Stated problem
Scan the records for the string "SUIVI"; copy each line where it occurs.

>> BEGIN Records shown

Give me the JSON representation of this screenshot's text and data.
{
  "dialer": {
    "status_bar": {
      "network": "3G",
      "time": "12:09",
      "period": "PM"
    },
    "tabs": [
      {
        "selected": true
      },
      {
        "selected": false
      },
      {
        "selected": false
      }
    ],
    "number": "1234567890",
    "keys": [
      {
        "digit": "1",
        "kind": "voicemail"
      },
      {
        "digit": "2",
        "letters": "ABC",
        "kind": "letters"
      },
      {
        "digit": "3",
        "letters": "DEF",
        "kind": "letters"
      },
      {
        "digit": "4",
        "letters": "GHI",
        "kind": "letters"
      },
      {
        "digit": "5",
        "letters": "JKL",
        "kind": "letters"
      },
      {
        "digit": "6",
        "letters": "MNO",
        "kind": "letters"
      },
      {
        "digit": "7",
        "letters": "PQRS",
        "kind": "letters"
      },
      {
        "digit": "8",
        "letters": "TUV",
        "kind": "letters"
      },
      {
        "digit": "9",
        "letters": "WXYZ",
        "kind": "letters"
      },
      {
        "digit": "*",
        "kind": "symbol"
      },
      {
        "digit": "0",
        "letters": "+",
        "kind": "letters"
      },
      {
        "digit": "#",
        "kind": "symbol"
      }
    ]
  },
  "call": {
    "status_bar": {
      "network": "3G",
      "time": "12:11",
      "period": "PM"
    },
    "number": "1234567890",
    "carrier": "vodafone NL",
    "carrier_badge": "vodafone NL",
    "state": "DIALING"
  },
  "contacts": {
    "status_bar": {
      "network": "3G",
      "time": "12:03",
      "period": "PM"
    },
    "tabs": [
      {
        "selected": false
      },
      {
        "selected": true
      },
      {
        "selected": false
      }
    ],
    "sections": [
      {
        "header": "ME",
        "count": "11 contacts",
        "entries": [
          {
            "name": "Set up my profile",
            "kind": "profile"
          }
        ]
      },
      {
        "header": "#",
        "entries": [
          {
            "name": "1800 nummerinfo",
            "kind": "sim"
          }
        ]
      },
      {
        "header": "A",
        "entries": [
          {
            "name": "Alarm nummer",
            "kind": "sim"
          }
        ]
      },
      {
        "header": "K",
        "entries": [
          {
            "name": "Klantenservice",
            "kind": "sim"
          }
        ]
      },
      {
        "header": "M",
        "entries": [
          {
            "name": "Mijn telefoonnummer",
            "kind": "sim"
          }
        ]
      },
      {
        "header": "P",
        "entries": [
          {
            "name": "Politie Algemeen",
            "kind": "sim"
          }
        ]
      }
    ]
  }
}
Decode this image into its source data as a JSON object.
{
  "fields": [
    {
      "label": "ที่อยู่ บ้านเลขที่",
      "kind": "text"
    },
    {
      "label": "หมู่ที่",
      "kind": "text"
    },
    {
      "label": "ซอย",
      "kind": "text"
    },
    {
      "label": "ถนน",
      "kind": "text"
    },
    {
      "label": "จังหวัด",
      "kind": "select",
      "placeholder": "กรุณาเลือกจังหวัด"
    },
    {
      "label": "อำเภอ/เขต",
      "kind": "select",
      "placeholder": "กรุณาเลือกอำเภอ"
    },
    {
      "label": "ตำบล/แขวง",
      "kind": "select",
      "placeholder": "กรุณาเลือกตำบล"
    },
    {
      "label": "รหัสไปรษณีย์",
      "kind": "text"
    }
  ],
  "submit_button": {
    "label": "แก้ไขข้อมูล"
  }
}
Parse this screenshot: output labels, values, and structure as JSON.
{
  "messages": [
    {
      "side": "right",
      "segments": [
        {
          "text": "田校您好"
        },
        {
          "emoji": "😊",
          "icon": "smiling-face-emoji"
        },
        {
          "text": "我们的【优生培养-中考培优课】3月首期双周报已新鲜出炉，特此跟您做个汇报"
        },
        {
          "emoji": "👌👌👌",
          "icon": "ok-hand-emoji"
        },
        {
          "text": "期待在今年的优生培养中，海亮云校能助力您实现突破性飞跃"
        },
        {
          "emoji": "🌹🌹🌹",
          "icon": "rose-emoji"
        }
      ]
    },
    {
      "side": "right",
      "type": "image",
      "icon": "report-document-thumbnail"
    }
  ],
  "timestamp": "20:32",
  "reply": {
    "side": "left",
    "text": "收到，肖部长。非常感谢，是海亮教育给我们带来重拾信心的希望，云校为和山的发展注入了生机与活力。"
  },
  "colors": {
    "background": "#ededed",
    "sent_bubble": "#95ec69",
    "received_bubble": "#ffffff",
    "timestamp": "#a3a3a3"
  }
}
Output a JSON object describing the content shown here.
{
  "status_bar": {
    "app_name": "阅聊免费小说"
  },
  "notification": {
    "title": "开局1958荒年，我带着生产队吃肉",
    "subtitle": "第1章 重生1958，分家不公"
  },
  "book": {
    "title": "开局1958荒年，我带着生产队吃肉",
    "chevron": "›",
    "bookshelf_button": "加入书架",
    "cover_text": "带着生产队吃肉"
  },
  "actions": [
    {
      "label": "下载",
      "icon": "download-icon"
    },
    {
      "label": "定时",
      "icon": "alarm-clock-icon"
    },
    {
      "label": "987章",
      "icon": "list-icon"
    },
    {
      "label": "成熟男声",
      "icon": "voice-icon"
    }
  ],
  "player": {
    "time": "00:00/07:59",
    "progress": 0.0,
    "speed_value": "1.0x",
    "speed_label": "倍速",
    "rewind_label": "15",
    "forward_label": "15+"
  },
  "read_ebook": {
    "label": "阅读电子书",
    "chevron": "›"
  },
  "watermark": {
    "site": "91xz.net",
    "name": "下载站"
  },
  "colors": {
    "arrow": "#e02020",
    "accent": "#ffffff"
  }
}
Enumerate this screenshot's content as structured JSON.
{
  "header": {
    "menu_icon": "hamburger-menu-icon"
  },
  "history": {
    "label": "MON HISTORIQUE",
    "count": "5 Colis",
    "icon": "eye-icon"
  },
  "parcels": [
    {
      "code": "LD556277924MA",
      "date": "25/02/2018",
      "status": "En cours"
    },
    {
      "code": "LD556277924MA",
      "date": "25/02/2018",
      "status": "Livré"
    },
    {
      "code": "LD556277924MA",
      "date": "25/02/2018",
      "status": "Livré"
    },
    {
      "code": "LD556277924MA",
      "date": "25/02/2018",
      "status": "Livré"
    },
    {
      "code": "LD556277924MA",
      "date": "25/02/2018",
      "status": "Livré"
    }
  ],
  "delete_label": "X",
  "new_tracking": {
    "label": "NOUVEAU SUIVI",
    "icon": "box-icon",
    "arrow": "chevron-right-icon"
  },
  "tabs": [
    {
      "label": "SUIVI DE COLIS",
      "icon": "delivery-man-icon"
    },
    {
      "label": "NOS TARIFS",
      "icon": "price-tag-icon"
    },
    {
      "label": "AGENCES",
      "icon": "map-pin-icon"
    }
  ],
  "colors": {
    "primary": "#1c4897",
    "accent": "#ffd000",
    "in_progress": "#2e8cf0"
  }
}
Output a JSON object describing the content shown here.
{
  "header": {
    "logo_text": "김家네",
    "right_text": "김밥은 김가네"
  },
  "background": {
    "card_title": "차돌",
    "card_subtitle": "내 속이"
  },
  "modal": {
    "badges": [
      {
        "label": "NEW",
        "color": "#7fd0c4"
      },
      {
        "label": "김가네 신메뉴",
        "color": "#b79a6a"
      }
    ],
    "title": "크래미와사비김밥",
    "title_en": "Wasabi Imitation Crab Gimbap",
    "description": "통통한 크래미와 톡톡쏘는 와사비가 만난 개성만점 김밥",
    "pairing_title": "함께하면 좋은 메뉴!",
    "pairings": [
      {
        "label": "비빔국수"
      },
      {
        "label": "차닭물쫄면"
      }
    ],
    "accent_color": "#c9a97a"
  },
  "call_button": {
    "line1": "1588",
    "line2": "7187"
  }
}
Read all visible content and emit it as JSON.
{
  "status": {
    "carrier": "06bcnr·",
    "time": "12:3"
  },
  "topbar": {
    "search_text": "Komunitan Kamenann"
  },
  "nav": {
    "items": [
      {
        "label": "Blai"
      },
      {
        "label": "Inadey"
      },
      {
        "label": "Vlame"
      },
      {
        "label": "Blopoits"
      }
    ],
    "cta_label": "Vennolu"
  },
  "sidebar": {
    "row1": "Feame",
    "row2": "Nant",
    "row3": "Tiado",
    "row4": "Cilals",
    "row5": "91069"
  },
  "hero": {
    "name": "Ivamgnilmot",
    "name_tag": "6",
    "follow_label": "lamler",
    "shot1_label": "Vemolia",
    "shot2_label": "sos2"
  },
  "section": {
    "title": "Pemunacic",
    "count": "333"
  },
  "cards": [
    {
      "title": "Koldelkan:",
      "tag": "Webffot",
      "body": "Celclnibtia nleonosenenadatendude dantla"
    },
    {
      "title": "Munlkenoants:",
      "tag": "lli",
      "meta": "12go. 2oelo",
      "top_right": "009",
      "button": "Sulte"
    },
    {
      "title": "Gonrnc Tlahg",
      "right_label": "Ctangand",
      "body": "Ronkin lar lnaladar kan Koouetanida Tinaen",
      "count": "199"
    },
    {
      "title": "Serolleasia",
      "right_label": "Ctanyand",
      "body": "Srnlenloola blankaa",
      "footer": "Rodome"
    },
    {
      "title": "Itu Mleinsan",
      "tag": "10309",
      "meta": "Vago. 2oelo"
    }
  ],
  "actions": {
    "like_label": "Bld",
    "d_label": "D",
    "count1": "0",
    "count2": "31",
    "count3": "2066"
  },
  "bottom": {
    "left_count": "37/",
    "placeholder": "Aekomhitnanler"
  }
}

>> END Records shown

Finished task
    "label": "NOUVEAU SUIVI",
      "label": "SUIVI DE COLIS",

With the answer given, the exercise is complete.